• [EXERCISE] All of the lines below are to be printed again exactly; images are excluded from the output.

• [THE RECORDS]

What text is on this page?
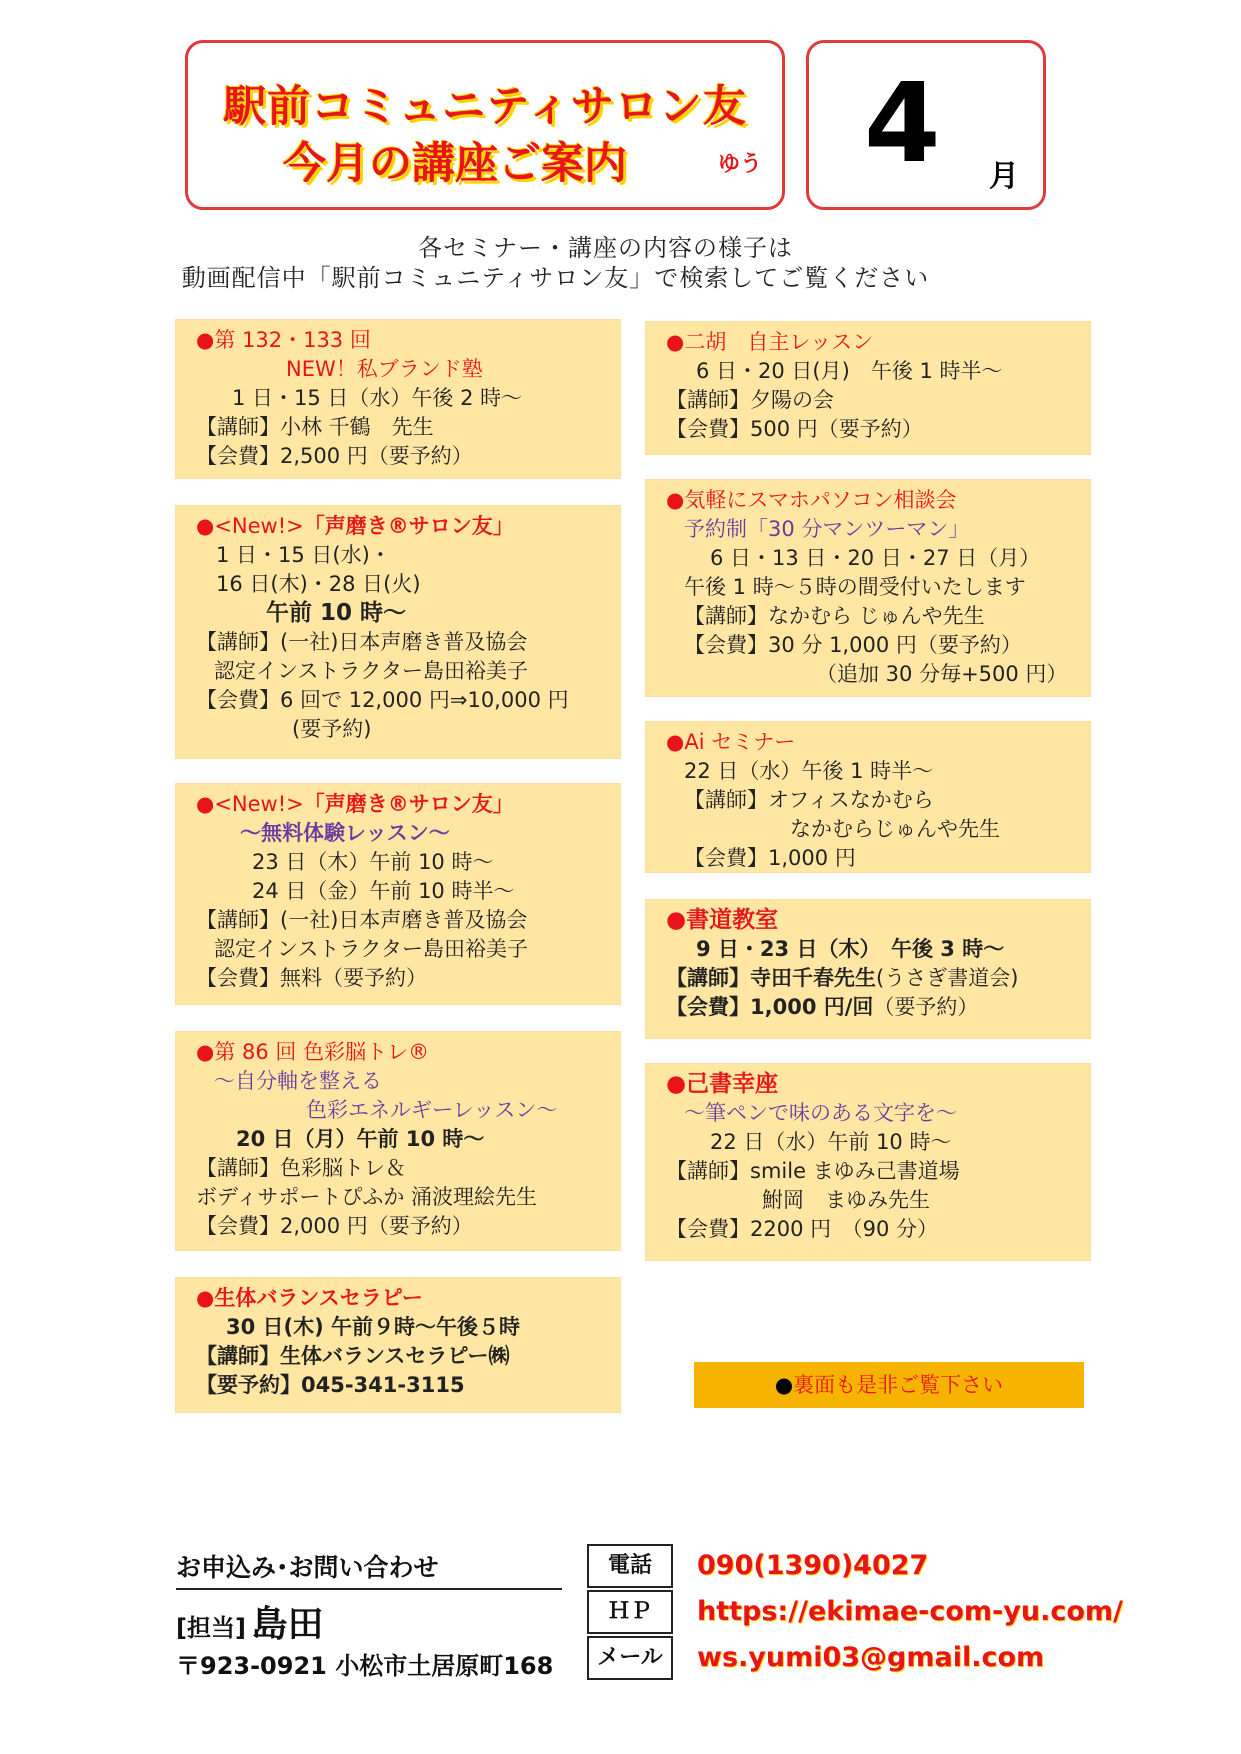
駅前コミュニティサロン友
今月の講座ご案内	ゆう 4 月
各セミナー・講座の内容の様子は
動画配信中「駅前コミュニティサロン友」で検索してご覧ください
●第 132・133 回
NEW！私ブランド塾
1 日・15 日（水）午後 2 時～
【講師】小林 千鶴　先生
【会費】2,500 円（要予約）
●<New!>「声磨き®サロン友」
1 日・15 日(水)・
16 日(木)・28 日(火)
午前 10 時～
【講師】(一社)日本声磨き普及協会
認定インストラクター島田裕美子
【会費】6 回で 12,000 円⇒10,000 円
(要予約)
●<New!>「声磨き®サロン友」
～無料体験レッスン～
23 日（木）午前 10 時～
24 日（金）午前 10 時半～
【講師】(一社)日本声磨き普及協会
認定インストラクター島田裕美子
【会費】無料（要予約）
●第 86 回 色彩脳トレ®
～自分軸を整える
色彩エネルギーレッスン～
20 日（月）午前 10 時～
【講師】色彩脳トレ＆
ボディサポートぴふか 涌波理絵先生
【会費】2,000 円（要予約）
●生体バランスセラピー
30 日(木) 午前９時～午後５時
【講師】生体バランスセラピー㈱
【要予約】045-341-3115
●二胡　自主レッスン
6 日・20 日(月)　午後 1 時半～
【講師】夕陽の会
【会費】500 円（要予約）
●気軽にスマホパソコン相談会
予約制「30 分マンツーマン」
6 日・13 日・20 日・27 日（月）
午後 1 時～５時の間受付いたします
【講師】なかむら じゅんや先生
【会費】30 分 1,000 円（要予約）
（追加 30 分毎+500 円）
●Ai セミナー
22 日（水）午後 1 時半～
【講師】オフィスなかむら
なかむらじゅんや先生
【会費】1,000 円
●書道教室
9 日・23 日（木）　午後 3 時～
【講師】寺田千春先生(うさぎ書道会)
【会費】1,000 円/回（要予約）
●己書幸座
～筆ペンで味のある文字を～
22 日（水）午前 10 時～
【講師】smile まゆみ己書道場
鮒岡　まゆみ先生
【会費】2200 円　（90 分）
●裏面も是非ご覧下さい
お申込み･お問い合わせ
[担当] 島田
〒923-0921 小松市土居原町168
電話	090(1390)4027
ＨＰ	https://ekimae-com-yu.com/
メール	ws.yumi03@gmail.com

• [EXERCISE SOLUTION]
What text is on this page?
駅前コミュニティサロン友
今月の講座ご案内	ゆう 4 月
各セミナー・講座の内容の様子は
動画配信中「駅前コミュニティサロン友」で検索してご覧ください
●第 132・133 回
NEW！私ブランド塾
1 日・15 日（水）午後 2 時～
【講師】小林 千鶴　先生
【会費】2,500 円（要予約）
●<New!>「声磨き®サロン友」
1 日・15 日(水)・
16 日(木)・28 日(火)
午前 10 時～
【講師】(一社)日本声磨き普及協会
認定インストラクター島田裕美子
【会費】6 回で 12,000 円⇒10,000 円
(要予約)
●<New!>「声磨き®サロン友」
～無料体験レッスン～
23 日（木）午前 10 時～
24 日（金）午前 10 時半～
【講師】(一社)日本声磨き普及協会
認定インストラクター島田裕美子
【会費】無料（要予約）
●第 86 回 色彩脳トレ®
～自分軸を整える
色彩エネルギーレッスン～
20 日（月）午前 10 時～
【講師】色彩脳トレ＆
ボディサポートぴふか 涌波理絵先生
【会費】2,000 円（要予約）
●生体バランスセラピー
30 日(木) 午前９時～午後５時
【講師】生体バランスセラピー㈱
【要予約】045-341-3115
●二胡　自主レッスン
6 日・20 日(月)　午後 1 時半～
【講師】夕陽の会
【会費】500 円（要予約）
●気軽にスマホパソコン相談会
予約制「30 分マンツーマン」
6 日・13 日・20 日・27 日（月）
午後 1 時～５時の間受付いたします
【講師】なかむら じゅんや先生
【会費】30 分 1,000 円（要予約）
（追加 30 分毎+500 円）
●Ai セミナー
22 日（水）午後 1 時半～
【講師】オフィスなかむら
なかむらじゅんや先生
【会費】1,000 円
●書道教室
9 日・23 日（木）　午後 3 時～
【講師】寺田千春先生(うさぎ書道会)
【会費】1,000 円/回（要予約）
●己書幸座
～筆ペンで味のある文字を～
22 日（水）午前 10 時～
【講師】smile まゆみ己書道場
鮒岡　まゆみ先生
【会費】2200 円　（90 分）
●裏面も是非ご覧下さい
お申込み･お問い合わせ
[担当] 島田
〒923-0921 小松市土居原町168
電話	090(1390)4027
ＨＰ	https://ekimae-com-yu.com/
メール	ws.yumi03@gmail.com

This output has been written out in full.